Work to do -> Look through the data below and return each line where "cell" appears.

----------

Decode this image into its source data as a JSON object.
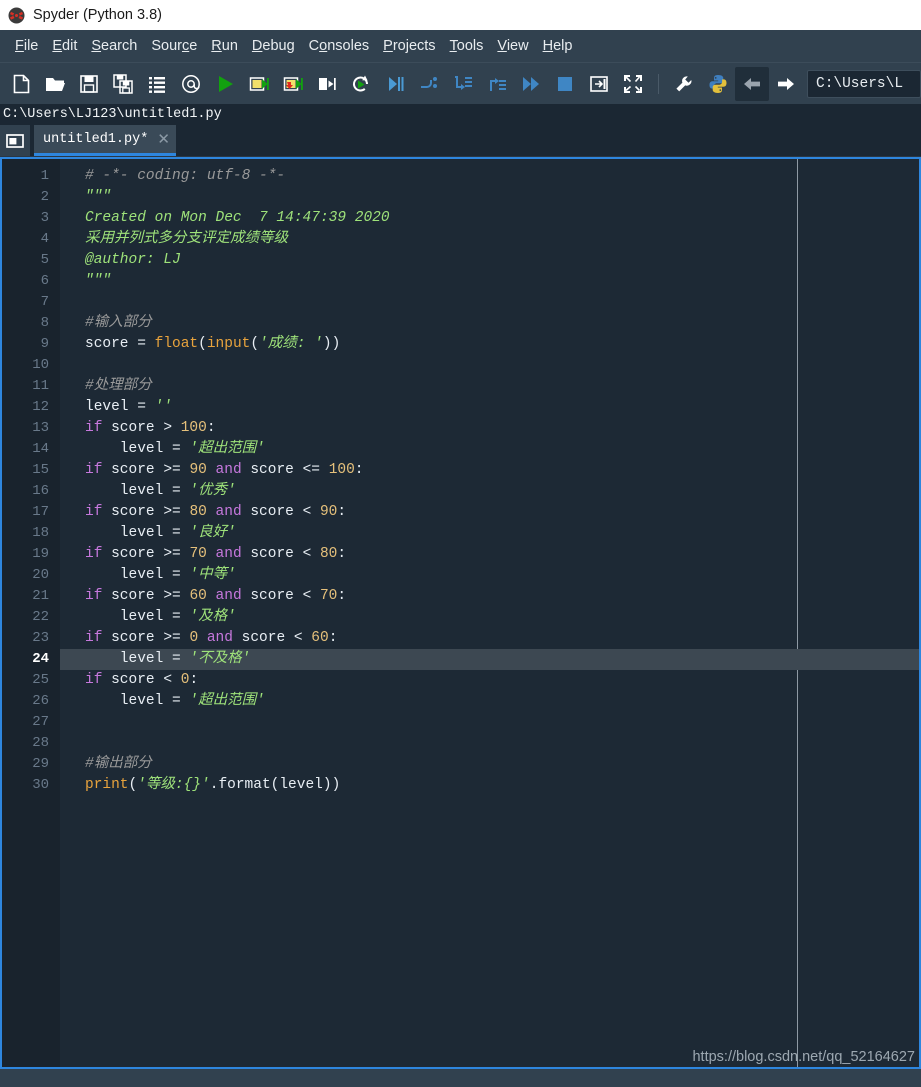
{
  "window": {
    "title": "Spyder (Python 3.8)",
    "app_icon": "spyder-logo-icon"
  },
  "menubar": {
    "items": [
      {
        "label": "File",
        "mnemonic": "F",
        "name": "menu-file"
      },
      {
        "label": "Edit",
        "mnemonic": "E",
        "name": "menu-edit"
      },
      {
        "label": "Search",
        "mnemonic": "S",
        "name": "menu-search"
      },
      {
        "label": "Source",
        "mnemonic": "c",
        "name": "menu-source"
      },
      {
        "label": "Run",
        "mnemonic": "R",
        "name": "menu-run"
      },
      {
        "label": "Debug",
        "mnemonic": "D",
        "name": "menu-debug"
      },
      {
        "label": "Consoles",
        "mnemonic": "o",
        "name": "menu-consoles"
      },
      {
        "label": "Projects",
        "mnemonic": "P",
        "name": "menu-projects"
      },
      {
        "label": "Tools",
        "mnemonic": "T",
        "name": "menu-tools"
      },
      {
        "label": "View",
        "mnemonic": "V",
        "name": "menu-view"
      },
      {
        "label": "Help",
        "mnemonic": "H",
        "name": "menu-help"
      }
    ]
  },
  "toolbar": {
    "icons": [
      "new-file-icon",
      "open-file-icon",
      "save-file-icon",
      "save-all-icon",
      "file-list-icon",
      "at-sign-icon",
      "run-file-icon",
      "run-cell-icon",
      "run-cell-advance-icon",
      "run-selection-icon",
      "rerun-cell-icon",
      "debug-file-icon",
      "debug-step-over-icon",
      "debug-step-into-icon",
      "debug-step-return-icon",
      "debug-continue-icon",
      "debug-stop-icon",
      "maximize-pane-icon",
      "fullscreen-icon",
      "preferences-icon",
      "pythonpath-manager-icon",
      "back-arrow-icon",
      "forward-arrow-icon"
    ],
    "path_value": "C:\\Users\\L"
  },
  "pathstrip": {
    "path": "C:\\Users\\LJ123\\untitled1.py"
  },
  "tabbar": {
    "browse_icon": "browse-tabs-icon",
    "tabs": [
      {
        "label": "untitled1.py*",
        "close_glyph": "✕",
        "modified": true
      }
    ]
  },
  "editor": {
    "current_line": 24,
    "total_lines": 30,
    "line_numbers": [
      1,
      2,
      3,
      4,
      5,
      6,
      7,
      8,
      9,
      10,
      11,
      12,
      13,
      14,
      15,
      16,
      17,
      18,
      19,
      20,
      21,
      22,
      23,
      24,
      25,
      26,
      27,
      28,
      29,
      30
    ],
    "colors": {
      "background": "#1d2935",
      "gutter": "#19232d",
      "current_line_highlight": "#3d4852",
      "comment": "#999999",
      "string": "#9ee27a",
      "keyword": "#c678dd",
      "builtin": "#e8a33d",
      "number": "#e5c07b",
      "text": "#e8eef4",
      "border": "#2e86de"
    },
    "lines": [
      {
        "n": 1,
        "tokens": [
          {
            "t": "com",
            "v": "# -*- coding: utf-8 -*-"
          }
        ]
      },
      {
        "n": 2,
        "tokens": [
          {
            "t": "docs",
            "v": "\"\"\""
          }
        ]
      },
      {
        "n": 3,
        "tokens": [
          {
            "t": "docs",
            "v": "Created on Mon Dec  7 14:47:39 2020"
          }
        ]
      },
      {
        "n": 4,
        "tokens": [
          {
            "t": "docs",
            "v": "采用并列式多分支评定成绩等级"
          }
        ]
      },
      {
        "n": 5,
        "tokens": [
          {
            "t": "docs",
            "v": "@author: LJ"
          }
        ]
      },
      {
        "n": 6,
        "tokens": [
          {
            "t": "docs",
            "v": "\"\"\""
          }
        ]
      },
      {
        "n": 7,
        "tokens": []
      },
      {
        "n": 8,
        "tokens": [
          {
            "t": "com",
            "v": "#输入部分"
          }
        ]
      },
      {
        "n": 9,
        "tokens": [
          {
            "t": "plain",
            "v": "score "
          },
          {
            "t": "op",
            "v": "= "
          },
          {
            "t": "bi",
            "v": "float"
          },
          {
            "t": "op",
            "v": "("
          },
          {
            "t": "bi",
            "v": "input"
          },
          {
            "t": "op",
            "v": "("
          },
          {
            "t": "str",
            "v": "'成绩: '"
          },
          {
            "t": "op",
            "v": "))"
          }
        ]
      },
      {
        "n": 10,
        "tokens": []
      },
      {
        "n": 11,
        "tokens": [
          {
            "t": "com",
            "v": "#处理部分"
          }
        ]
      },
      {
        "n": 12,
        "tokens": [
          {
            "t": "plain",
            "v": "level "
          },
          {
            "t": "op",
            "v": "= "
          },
          {
            "t": "str",
            "v": "''"
          }
        ]
      },
      {
        "n": 13,
        "tokens": [
          {
            "t": "kw",
            "v": "if "
          },
          {
            "t": "plain",
            "v": "score "
          },
          {
            "t": "op",
            "v": "> "
          },
          {
            "t": "num",
            "v": "100"
          },
          {
            "t": "op",
            "v": ":"
          }
        ]
      },
      {
        "n": 14,
        "tokens": [
          {
            "t": "plain",
            "v": "    level "
          },
          {
            "t": "op",
            "v": "= "
          },
          {
            "t": "str",
            "v": "'超出范围'"
          }
        ]
      },
      {
        "n": 15,
        "tokens": [
          {
            "t": "kw",
            "v": "if "
          },
          {
            "t": "plain",
            "v": "score "
          },
          {
            "t": "op",
            "v": ">= "
          },
          {
            "t": "num",
            "v": "90 "
          },
          {
            "t": "kw",
            "v": "and "
          },
          {
            "t": "plain",
            "v": "score "
          },
          {
            "t": "op",
            "v": "<= "
          },
          {
            "t": "num",
            "v": "100"
          },
          {
            "t": "op",
            "v": ":"
          }
        ]
      },
      {
        "n": 16,
        "tokens": [
          {
            "t": "plain",
            "v": "    level "
          },
          {
            "t": "op",
            "v": "= "
          },
          {
            "t": "str",
            "v": "'优秀'"
          }
        ]
      },
      {
        "n": 17,
        "tokens": [
          {
            "t": "kw",
            "v": "if "
          },
          {
            "t": "plain",
            "v": "score "
          },
          {
            "t": "op",
            "v": ">= "
          },
          {
            "t": "num",
            "v": "80 "
          },
          {
            "t": "kw",
            "v": "and "
          },
          {
            "t": "plain",
            "v": "score "
          },
          {
            "t": "op",
            "v": "< "
          },
          {
            "t": "num",
            "v": "90"
          },
          {
            "t": "op",
            "v": ":"
          }
        ]
      },
      {
        "n": 18,
        "tokens": [
          {
            "t": "plain",
            "v": "    level "
          },
          {
            "t": "op",
            "v": "= "
          },
          {
            "t": "str",
            "v": "'良好'"
          }
        ]
      },
      {
        "n": 19,
        "tokens": [
          {
            "t": "kw",
            "v": "if "
          },
          {
            "t": "plain",
            "v": "score "
          },
          {
            "t": "op",
            "v": ">= "
          },
          {
            "t": "num",
            "v": "70 "
          },
          {
            "t": "kw",
            "v": "and "
          },
          {
            "t": "plain",
            "v": "score "
          },
          {
            "t": "op",
            "v": "< "
          },
          {
            "t": "num",
            "v": "80"
          },
          {
            "t": "op",
            "v": ":"
          }
        ]
      },
      {
        "n": 20,
        "tokens": [
          {
            "t": "plain",
            "v": "    level "
          },
          {
            "t": "op",
            "v": "= "
          },
          {
            "t": "str",
            "v": "'中等'"
          }
        ]
      },
      {
        "n": 21,
        "tokens": [
          {
            "t": "kw",
            "v": "if "
          },
          {
            "t": "plain",
            "v": "score "
          },
          {
            "t": "op",
            "v": ">= "
          },
          {
            "t": "num",
            "v": "60 "
          },
          {
            "t": "kw",
            "v": "and "
          },
          {
            "t": "plain",
            "v": "score "
          },
          {
            "t": "op",
            "v": "< "
          },
          {
            "t": "num",
            "v": "70"
          },
          {
            "t": "op",
            "v": ":"
          }
        ]
      },
      {
        "n": 22,
        "tokens": [
          {
            "t": "plain",
            "v": "    level "
          },
          {
            "t": "op",
            "v": "= "
          },
          {
            "t": "str",
            "v": "'及格'"
          }
        ]
      },
      {
        "n": 23,
        "tokens": [
          {
            "t": "kw",
            "v": "if "
          },
          {
            "t": "plain",
            "v": "score "
          },
          {
            "t": "op",
            "v": ">= "
          },
          {
            "t": "num",
            "v": "0 "
          },
          {
            "t": "kw",
            "v": "and "
          },
          {
            "t": "plain",
            "v": "score "
          },
          {
            "t": "op",
            "v": "< "
          },
          {
            "t": "num",
            "v": "60"
          },
          {
            "t": "op",
            "v": ":"
          }
        ]
      },
      {
        "n": 24,
        "tokens": [
          {
            "t": "plain",
            "v": "    level "
          },
          {
            "t": "op",
            "v": "= "
          },
          {
            "t": "str",
            "v": "'不及格'"
          }
        ],
        "highlight": true
      },
      {
        "n": 25,
        "tokens": [
          {
            "t": "kw",
            "v": "if "
          },
          {
            "t": "plain",
            "v": "score "
          },
          {
            "t": "op",
            "v": "< "
          },
          {
            "t": "num",
            "v": "0"
          },
          {
            "t": "op",
            "v": ":"
          }
        ]
      },
      {
        "n": 26,
        "tokens": [
          {
            "t": "plain",
            "v": "    level "
          },
          {
            "t": "op",
            "v": "= "
          },
          {
            "t": "str",
            "v": "'超出范围'"
          }
        ]
      },
      {
        "n": 27,
        "tokens": []
      },
      {
        "n": 28,
        "tokens": []
      },
      {
        "n": 29,
        "tokens": [
          {
            "t": "com",
            "v": "#输出部分"
          }
        ]
      },
      {
        "n": 30,
        "tokens": [
          {
            "t": "bi",
            "v": "print"
          },
          {
            "t": "op",
            "v": "("
          },
          {
            "t": "str",
            "v": "'等级:{}'"
          },
          {
            "t": "op",
            "v": "."
          },
          {
            "t": "plain",
            "v": "format"
          },
          {
            "t": "op",
            "v": "(level))"
          }
        ]
      }
    ]
  },
  "watermark": {
    "text": "https://blog.csdn.net/qq_52164627"
  }
}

----------

Response to the exercise ->
      "run-cell-icon",
      "run-cell-advance-icon",
      "rerun-cell-icon",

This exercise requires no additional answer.